Can you retype every record below exactly as written?

» **Entries with figure data**

..........

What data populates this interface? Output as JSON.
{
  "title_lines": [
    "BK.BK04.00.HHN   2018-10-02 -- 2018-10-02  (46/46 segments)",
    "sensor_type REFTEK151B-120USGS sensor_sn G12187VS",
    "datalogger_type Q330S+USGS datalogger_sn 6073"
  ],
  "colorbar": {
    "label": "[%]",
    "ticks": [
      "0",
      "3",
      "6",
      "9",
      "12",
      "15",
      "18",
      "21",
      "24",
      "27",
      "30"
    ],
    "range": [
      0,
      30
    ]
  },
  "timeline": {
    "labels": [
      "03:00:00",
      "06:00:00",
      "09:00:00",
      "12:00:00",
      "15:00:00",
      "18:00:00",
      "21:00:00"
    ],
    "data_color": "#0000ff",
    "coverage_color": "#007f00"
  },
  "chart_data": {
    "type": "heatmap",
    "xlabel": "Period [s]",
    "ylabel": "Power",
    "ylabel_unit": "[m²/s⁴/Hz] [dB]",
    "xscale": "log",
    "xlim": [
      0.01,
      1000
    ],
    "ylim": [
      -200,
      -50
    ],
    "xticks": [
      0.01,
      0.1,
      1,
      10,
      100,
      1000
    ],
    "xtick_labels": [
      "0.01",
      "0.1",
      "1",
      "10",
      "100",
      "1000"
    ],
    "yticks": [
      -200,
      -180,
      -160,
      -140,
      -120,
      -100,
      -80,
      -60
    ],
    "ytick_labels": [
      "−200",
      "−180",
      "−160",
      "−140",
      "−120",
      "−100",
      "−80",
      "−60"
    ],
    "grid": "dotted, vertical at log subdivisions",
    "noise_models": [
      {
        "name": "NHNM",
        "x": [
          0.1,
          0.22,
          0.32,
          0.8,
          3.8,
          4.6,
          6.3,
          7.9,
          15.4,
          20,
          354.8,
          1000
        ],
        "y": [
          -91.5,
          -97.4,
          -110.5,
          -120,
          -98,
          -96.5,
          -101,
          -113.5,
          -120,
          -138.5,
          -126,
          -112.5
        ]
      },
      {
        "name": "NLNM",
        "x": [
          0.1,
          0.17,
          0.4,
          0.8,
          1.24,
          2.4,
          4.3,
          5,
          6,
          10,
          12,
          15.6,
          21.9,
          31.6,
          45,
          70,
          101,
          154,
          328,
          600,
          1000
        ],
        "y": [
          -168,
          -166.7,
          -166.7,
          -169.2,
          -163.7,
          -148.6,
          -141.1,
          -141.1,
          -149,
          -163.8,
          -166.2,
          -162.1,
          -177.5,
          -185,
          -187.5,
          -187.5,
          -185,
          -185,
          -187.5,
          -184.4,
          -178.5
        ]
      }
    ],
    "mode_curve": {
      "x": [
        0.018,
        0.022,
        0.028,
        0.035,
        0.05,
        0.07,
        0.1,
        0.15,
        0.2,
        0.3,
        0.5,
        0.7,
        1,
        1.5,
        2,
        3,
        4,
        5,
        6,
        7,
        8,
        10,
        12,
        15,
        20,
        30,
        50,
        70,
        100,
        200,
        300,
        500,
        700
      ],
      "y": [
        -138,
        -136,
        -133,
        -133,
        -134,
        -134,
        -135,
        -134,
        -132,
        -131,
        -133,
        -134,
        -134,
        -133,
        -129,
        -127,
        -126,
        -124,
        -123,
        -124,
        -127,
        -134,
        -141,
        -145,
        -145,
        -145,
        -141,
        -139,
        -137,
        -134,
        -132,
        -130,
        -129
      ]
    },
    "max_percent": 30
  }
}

..........

» **RESULT FOR THIS TASK**
What data populates this interface? Output as JSON.
{
  "title_lines": [
    "BK.BK04.00.HHN   2018-10-02 -- 2018-10-02  (46/46 segments)",
    "sensor_type REFTEK151B-120USGS sensor_sn G12187VS",
    "datalogger_type Q330S+USGS datalogger_sn 6073"
  ],
  "colorbar": {
    "label": "[%]",
    "ticks": [
      "0",
      "3",
      "6",
      "9",
      "12",
      "15",
      "18",
      "21",
      "24",
      "27",
      "30"
    ],
    "range": [
      0,
      30
    ]
  },
  "timeline": {
    "labels": [
      "03:00:00",
      "06:00:00",
      "09:00:00",
      "12:00:00",
      "15:00:00",
      "18:00:00",
      "21:00:00"
    ],
    "data_color": "#0000ff",
    "coverage_color": "#007f00"
  },
  "chart_data": {
    "type": "heatmap",
    "xlabel": "Period [s]",
    "ylabel": "Power",
    "ylabel_unit": "[m²/s⁴/Hz] [dB]",
    "xscale": "log",
    "xlim": [
      0.01,
      1000
    ],
    "ylim": [
      -200,
      -50
    ],
    "xticks": [
      0.01,
      0.1,
      1,
      10,
      100,
      1000
    ],
    "xtick_labels": [
      "0.01",
      "0.1",
      "1",
      "10",
      "100",
      "1000"
    ],
    "yticks": [
      -200,
      -180,
      -160,
      -140,
      -120,
      -100,
      -80,
      -60
    ],
    "ytick_labels": [
      "−200",
      "−180",
      "−160",
      "−140",
      "−120",
      "−100",
      "−80",
      "−60"
    ],
    "grid": "dotted, vertical at log subdivisions",
    "noise_models": [
      {
        "name": "NHNM",
        "x": [
          0.1,
          0.22,
          0.32,
          0.8,
          3.8,
          4.6,
          6.3,
          7.9,
          15.4,
          20,
          354.8,
          1000
        ],
        "y": [
          -91.5,
          -97.4,
          -110.5,
          -120,
          -98,
          -96.5,
          -101,
          -113.5,
          -120,
          -138.5,
          -126,
          -112.5
        ]
      },
      {
        "name": "NLNM",
        "x": [
          0.1,
          0.17,
          0.4,
          0.8,
          1.24,
          2.4,
          4.3,
          5,
          6,
          10,
          12,
          15.6,
          21.9,
          31.6,
          45,
          70,
          101,
          154,
          328,
          600,
          1000
        ],
        "y": [
          -168,
          -166.7,
          -166.7,
          -169.2,
          -163.7,
          -148.6,
          -141.1,
          -141.1,
          -149,
          -163.8,
          -166.2,
          -162.1,
          -177.5,
          -185,
          -187.5,
          -187.5,
          -185,
          -185,
          -187.5,
          -184.4,
          -178.5
        ]
      }
    ],
    "mode_curve": {
      "x": [
        0.018,
        0.022,
        0.028,
        0.035,
        0.05,
        0.07,
        0.1,
        0.15,
        0.2,
        0.3,
        0.5,
        0.7,
        1,
        1.5,
        2,
        3,
        4,
        5,
        6,
        7,
        8,
        10,
        12,
        15,
        20,
        30,
        50,
        70,
        100,
        200,
        300,
        500,
        700
      ],
      "y": [
        -138,
        -136,
        -133,
        -133,
        -134,
        -134,
        -135,
        -134,
        -132,
        -131,
        -133,
        -134,
        -134,
        -133,
        -129,
        -127,
        -126,
        -124,
        -123,
        -124,
        -127,
        -134,
        -141,
        -145,
        -145,
        -145,
        -141,
        -139,
        -137,
        -134,
        -132,
        -130,
        -129
      ]
    },
    "max_percent": 30
  }
}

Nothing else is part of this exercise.